**Aim of the exercise:** Repeat the data verbatim.

**Data provided:**
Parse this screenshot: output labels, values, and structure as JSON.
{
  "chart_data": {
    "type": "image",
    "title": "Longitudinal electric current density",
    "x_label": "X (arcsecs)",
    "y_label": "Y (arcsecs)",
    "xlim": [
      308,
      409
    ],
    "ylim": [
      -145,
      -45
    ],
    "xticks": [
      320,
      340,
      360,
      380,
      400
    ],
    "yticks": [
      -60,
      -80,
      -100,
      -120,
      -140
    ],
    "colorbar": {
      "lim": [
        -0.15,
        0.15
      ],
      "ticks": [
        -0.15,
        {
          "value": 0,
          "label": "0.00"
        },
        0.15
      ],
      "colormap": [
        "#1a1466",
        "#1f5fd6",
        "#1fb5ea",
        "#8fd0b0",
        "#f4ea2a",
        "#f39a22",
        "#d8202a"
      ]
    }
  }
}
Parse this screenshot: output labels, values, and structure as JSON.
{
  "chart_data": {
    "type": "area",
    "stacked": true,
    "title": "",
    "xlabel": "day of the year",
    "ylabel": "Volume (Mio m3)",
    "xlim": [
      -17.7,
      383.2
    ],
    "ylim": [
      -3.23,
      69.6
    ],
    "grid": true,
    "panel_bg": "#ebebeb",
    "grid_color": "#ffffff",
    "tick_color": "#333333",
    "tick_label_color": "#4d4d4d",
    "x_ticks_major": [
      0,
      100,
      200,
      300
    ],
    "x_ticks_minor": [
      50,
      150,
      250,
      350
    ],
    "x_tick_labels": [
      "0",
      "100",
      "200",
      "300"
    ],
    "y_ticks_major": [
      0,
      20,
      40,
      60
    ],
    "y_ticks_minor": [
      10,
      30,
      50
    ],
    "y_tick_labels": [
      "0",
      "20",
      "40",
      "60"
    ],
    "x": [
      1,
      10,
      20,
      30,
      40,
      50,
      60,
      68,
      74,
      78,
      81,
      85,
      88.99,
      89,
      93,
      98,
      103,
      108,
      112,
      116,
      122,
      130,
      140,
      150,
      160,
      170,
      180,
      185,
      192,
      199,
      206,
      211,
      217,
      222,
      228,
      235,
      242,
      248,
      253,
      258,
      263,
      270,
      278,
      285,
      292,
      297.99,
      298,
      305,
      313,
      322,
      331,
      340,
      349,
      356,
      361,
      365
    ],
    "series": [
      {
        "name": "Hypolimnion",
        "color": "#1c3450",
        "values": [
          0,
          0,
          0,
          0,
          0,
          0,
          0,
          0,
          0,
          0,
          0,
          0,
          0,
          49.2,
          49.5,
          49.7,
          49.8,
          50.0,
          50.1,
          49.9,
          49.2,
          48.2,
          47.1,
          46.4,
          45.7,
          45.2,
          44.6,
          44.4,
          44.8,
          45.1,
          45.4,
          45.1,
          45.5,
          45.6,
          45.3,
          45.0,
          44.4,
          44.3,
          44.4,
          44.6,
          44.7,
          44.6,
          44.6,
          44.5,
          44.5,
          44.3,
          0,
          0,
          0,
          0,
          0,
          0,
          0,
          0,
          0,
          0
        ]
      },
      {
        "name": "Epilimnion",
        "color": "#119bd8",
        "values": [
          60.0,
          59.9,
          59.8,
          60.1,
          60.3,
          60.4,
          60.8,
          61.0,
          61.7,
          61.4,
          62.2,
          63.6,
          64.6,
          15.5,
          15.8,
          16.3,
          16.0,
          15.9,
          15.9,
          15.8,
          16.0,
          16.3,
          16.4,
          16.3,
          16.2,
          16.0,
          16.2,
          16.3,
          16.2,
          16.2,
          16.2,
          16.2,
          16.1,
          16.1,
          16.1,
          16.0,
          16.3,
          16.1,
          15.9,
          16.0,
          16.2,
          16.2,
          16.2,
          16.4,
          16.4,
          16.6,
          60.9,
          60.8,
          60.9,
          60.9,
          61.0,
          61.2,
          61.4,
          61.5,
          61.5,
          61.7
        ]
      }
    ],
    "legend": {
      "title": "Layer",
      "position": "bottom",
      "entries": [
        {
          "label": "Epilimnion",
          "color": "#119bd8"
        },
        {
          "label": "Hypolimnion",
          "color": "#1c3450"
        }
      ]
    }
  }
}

**Written response:**
Parse this screenshot: output labels, values, and structure as JSON.
{
  "chart_data": {
    "type": "image",
    "title": "Longitudinal electric current density",
    "x_label": "X (arcsecs)",
    "y_label": "Y (arcsecs)",
    "xlim": [
      308,
      409
    ],
    "ylim": [
      -145,
      -45
    ],
    "xticks": [
      320,
      340,
      360,
      380,
      400
    ],
    "yticks": [
      -60,
      -80,
      -100,
      -120,
      -140
    ],
    "colorbar": {
      "lim": [
        -0.15,
        0.15
      ],
      "ticks": [
        -0.15,
        {
          "value": 0,
          "label": "0.00"
        },
        0.15
      ],
      "colormap": [
        "#1a1466",
        "#1f5fd6",
        "#1fb5ea",
        "#8fd0b0",
        "#f4ea2a",
        "#f39a22",
        "#d8202a"
      ]
    }
  }
}
Parse this screenshot: output labels, values, and structure as JSON.
{
  "chart_data": {
    "type": "area",
    "stacked": true,
    "title": "",
    "xlabel": "day of the year",
    "ylabel": "Volume (Mio m3)",
    "xlim": [
      -17.7,
      383.2
    ],
    "ylim": [
      -3.23,
      69.6
    ],
    "grid": true,
    "panel_bg": "#ebebeb",
    "grid_color": "#ffffff",
    "tick_color": "#333333",
    "tick_label_color": "#4d4d4d",
    "x_ticks_major": [
      0,
      100,
      200,
      300
    ],
    "x_ticks_minor": [
      50,
      150,
      250,
      350
    ],
    "x_tick_labels": [
      "0",
      "100",
      "200",
      "300"
    ],
    "y_ticks_major": [
      0,
      20,
      40,
      60
    ],
    "y_ticks_minor": [
      10,
      30,
      50
    ],
    "y_tick_labels": [
      "0",
      "20",
      "40",
      "60"
    ],
    "x": [
      1,
      10,
      20,
      30,
      40,
      50,
      60,
      68,
      74,
      78,
      81,
      85,
      88.99,
      89,
      93,
      98,
      103,
      108,
      112,
      116,
      122,
      130,
      140,
      150,
      160,
      170,
      180,
      185,
      192,
      199,
      206,
      211,
      217,
      222,
      228,
      235,
      242,
      248,
      253,
      258,
      263,
      270,
      278,
      285,
      292,
      297.99,
      298,
      305,
      313,
      322,
      331,
      340,
      349,
      356,
      361,
      365
    ],
    "series": [
      {
        "name": "Hypolimnion",
        "color": "#1c3450",
        "values": [
          0,
          0,
          0,
          0,
          0,
          0,
          0,
          0,
          0,
          0,
          0,
          0,
          0,
          49.2,
          49.5,
          49.7,
          49.8,
          50.0,
          50.1,
          49.9,
          49.2,
          48.2,
          47.1,
          46.4,
          45.7,
          45.2,
          44.6,
          44.4,
          44.8,
          45.1,
          45.4,
          45.1,
          45.5,
          45.6,
          45.3,
          45.0,
          44.4,
          44.3,
          44.4,
          44.6,
          44.7,
          44.6,
          44.6,
          44.5,
          44.5,
          44.3,
          0,
          0,
          0,
          0,
          0,
          0,
          0,
          0,
          0,
          0
        ]
      },
      {
        "name": "Epilimnion",
        "color": "#119bd8",
        "values": [
          60.0,
          59.9,
          59.8,
          60.1,
          60.3,
          60.4,
          60.8,
          61.0,
          61.7,
          61.4,
          62.2,
          63.6,
          64.6,
          15.5,
          15.8,
          16.3,
          16.0,
          15.9,
          15.9,
          15.8,
          16.0,
          16.3,
          16.4,
          16.3,
          16.2,
          16.0,
          16.2,
          16.3,
          16.2,
          16.2,
          16.2,
          16.2,
          16.1,
          16.1,
          16.1,
          16.0,
          16.3,
          16.1,
          15.9,
          16.0,
          16.2,
          16.2,
          16.2,
          16.4,
          16.4,
          16.6,
          60.9,
          60.8,
          60.9,
          60.9,
          61.0,
          61.2,
          61.4,
          61.5,
          61.5,
          61.7
        ]
      }
    ],
    "legend": {
      "title": "Layer",
      "position": "bottom",
      "entries": [
        {
          "label": "Epilimnion",
          "color": "#119bd8"
        },
        {
          "label": "Hypolimnion",
          "color": "#1c3450"
        }
      ]
    }
  }
}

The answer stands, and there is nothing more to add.